MATERIALS PROVIDED:
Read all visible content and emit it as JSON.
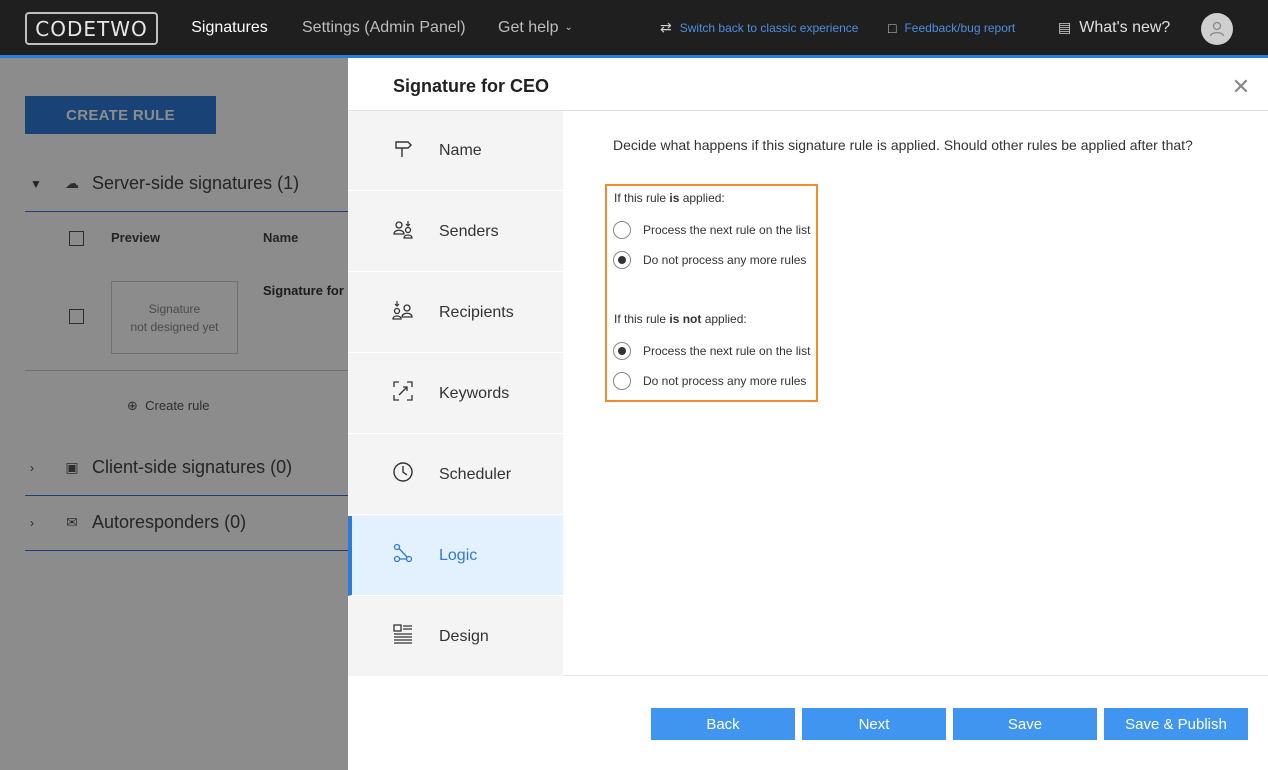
{
  "header": {
    "logo": "CODETWO",
    "nav": [
      "Signatures",
      "Settings (Admin Panel)",
      "Get help"
    ],
    "switch_link": "Switch back to classic experience",
    "feedback_link": "Feedback/bug report",
    "whats_new": "What's new?"
  },
  "background": {
    "create_rule_button": "CREATE RULE",
    "sections": [
      {
        "label": "Server-side signatures (1)"
      },
      {
        "label": "Client-side signatures (0)"
      },
      {
        "label": "Autoresponders (0)"
      }
    ],
    "columns": {
      "preview": "Preview",
      "name": "Name"
    },
    "row": {
      "preview_placeholder_1": "Signature",
      "preview_placeholder_2": "not designed yet",
      "name": "Signature for"
    },
    "create_rule_link": "Create rule"
  },
  "modal": {
    "title": "Signature for CEO",
    "steps": [
      {
        "label": "Name",
        "icon": "signpost-icon"
      },
      {
        "label": "Senders",
        "icon": "senders-icon"
      },
      {
        "label": "Recipients",
        "icon": "recipients-icon"
      },
      {
        "label": "Keywords",
        "icon": "keywords-icon"
      },
      {
        "label": "Scheduler",
        "icon": "clock-icon"
      },
      {
        "label": "Logic",
        "icon": "logic-icon",
        "active": true
      },
      {
        "label": "Design",
        "icon": "design-icon"
      }
    ],
    "question": "Decide what happens if this signature rule is applied. Should other rules be applied after that?",
    "group_applied": {
      "prefix": "If this rule ",
      "bold": "is",
      "suffix": " applied:"
    },
    "group_not_applied": {
      "prefix": "If this rule ",
      "bold": "is not",
      "suffix": " applied:"
    },
    "options": {
      "process_next": "Process the next rule on the list",
      "do_not_process": "Do not process any more rules"
    },
    "applied_selected": "do_not_process",
    "not_applied_selected": "process_next",
    "buttons": {
      "back": "Back",
      "next": "Next",
      "save": "Save",
      "save_publish": "Save & Publish"
    }
  },
  "colors": {
    "accent": "#2f7bd8",
    "button": "#3f95f0",
    "highlight": "#f28c28",
    "topbar": "#1f1f1f"
  }
}
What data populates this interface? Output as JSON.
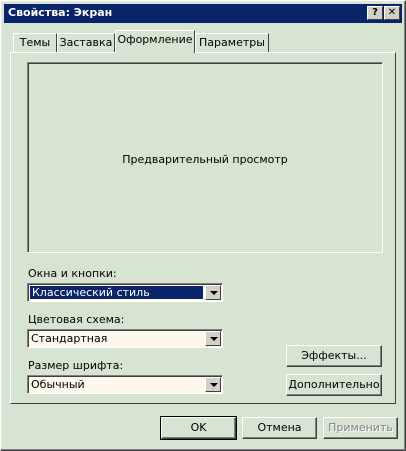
{
  "window": {
    "title": "Свойства: Экран",
    "help_label": "?",
    "close_label": "✕"
  },
  "tabs": [
    {
      "label": "Темы",
      "active": false
    },
    {
      "label": "Заставка",
      "active": false
    },
    {
      "label": "Оформление",
      "active": true
    },
    {
      "label": "Параметры",
      "active": false
    }
  ],
  "preview": {
    "text": "Предварительный просмотр"
  },
  "windows_buttons": {
    "label": "Окна и кнопки:",
    "value": "Классический стиль"
  },
  "color_scheme": {
    "label": "Цветовая схема:",
    "value": "Стандартная"
  },
  "font_size": {
    "label": "Размер шрифта:",
    "value": "Обычный"
  },
  "buttons": {
    "effects": "Эффекты...",
    "advanced": "Дополнительно",
    "ok": "OK",
    "cancel": "Отмена",
    "apply": "Применить"
  },
  "colors": {
    "titlebar": "#0a246a",
    "face": "#d7e4d2",
    "selection": "#0a246a"
  },
  "icons": [
    "help-icon",
    "close-icon",
    "chevron-down-icon"
  ]
}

TASK DESCRIPTION: Transcribe all of the entries word for word, but skip any pictures they contain.

FINAL ANSWER:
Read all visible content and emit it as JSON.
{
  "header": {
    "logo": "CODETWO",
    "nav": [
      "Signatures",
      "Settings (Admin Panel)",
      "Get help"
    ],
    "switch_link": "Switch back to classic experience",
    "feedback_link": "Feedback/bug report",
    "whats_new": "What's new?"
  },
  "background": {
    "create_rule_button": "CREATE RULE",
    "sections": [
      {
        "label": "Server-side signatures (1)"
      },
      {
        "label": "Client-side signatures (0)"
      },
      {
        "label": "Autoresponders (0)"
      }
    ],
    "columns": {
      "preview": "Preview",
      "name": "Name"
    },
    "row": {
      "preview_placeholder_1": "Signature",
      "preview_placeholder_2": "not designed yet",
      "name": "Signature for"
    },
    "create_rule_link": "Create rule"
  },
  "modal": {
    "title": "Signature for CEO",
    "steps": [
      {
        "label": "Name",
        "icon": "signpost-icon"
      },
      {
        "label": "Senders",
        "icon": "senders-icon"
      },
      {
        "label": "Recipients",
        "icon": "recipients-icon"
      },
      {
        "label": "Keywords",
        "icon": "keywords-icon"
      },
      {
        "label": "Scheduler",
        "icon": "clock-icon"
      },
      {
        "label": "Logic",
        "icon": "logic-icon",
        "active": true
      },
      {
        "label": "Design",
        "icon": "design-icon"
      }
    ],
    "question": "Decide what happens if this signature rule is applied. Should other rules be applied after that?",
    "group_applied": {
      "prefix": "If this rule ",
      "bold": "is",
      "suffix": " applied:"
    },
    "group_not_applied": {
      "prefix": "If this rule ",
      "bold": "is not",
      "suffix": " applied:"
    },
    "options": {
      "process_next": "Process the next rule on the list",
      "do_not_process": "Do not process any more rules"
    },
    "applied_selected": "do_not_process",
    "not_applied_selected": "process_next",
    "buttons": {
      "back": "Back",
      "next": "Next",
      "save": "Save",
      "save_publish": "Save & Publish"
    }
  },
  "colors": {
    "accent": "#2f7bd8",
    "button": "#3f95f0",
    "highlight": "#f28c28",
    "topbar": "#1f1f1f"
  }
}
What data populates this interface? Output as JSON.
{
  "window": {
    "title": "Свойства: Экран",
    "help_label": "?",
    "close_label": "✕"
  },
  "tabs": [
    {
      "label": "Темы",
      "active": false
    },
    {
      "label": "Заставка",
      "active": false
    },
    {
      "label": "Оформление",
      "active": true
    },
    {
      "label": "Параметры",
      "active": false
    }
  ],
  "preview": {
    "text": "Предварительный просмотр"
  },
  "windows_buttons": {
    "label": "Окна и кнопки:",
    "value": "Классический стиль"
  },
  "color_scheme": {
    "label": "Цветовая схема:",
    "value": "Стандартная"
  },
  "font_size": {
    "label": "Размер шрифта:",
    "value": "Обычный"
  },
  "buttons": {
    "effects": "Эффекты...",
    "advanced": "Дополнительно",
    "ok": "OK",
    "cancel": "Отмена",
    "apply": "Применить"
  },
  "colors": {
    "titlebar": "#0a246a",
    "face": "#d7e4d2",
    "selection": "#0a246a"
  },
  "icons": [
    "help-icon",
    "close-icon",
    "chevron-down-icon"
  ]
}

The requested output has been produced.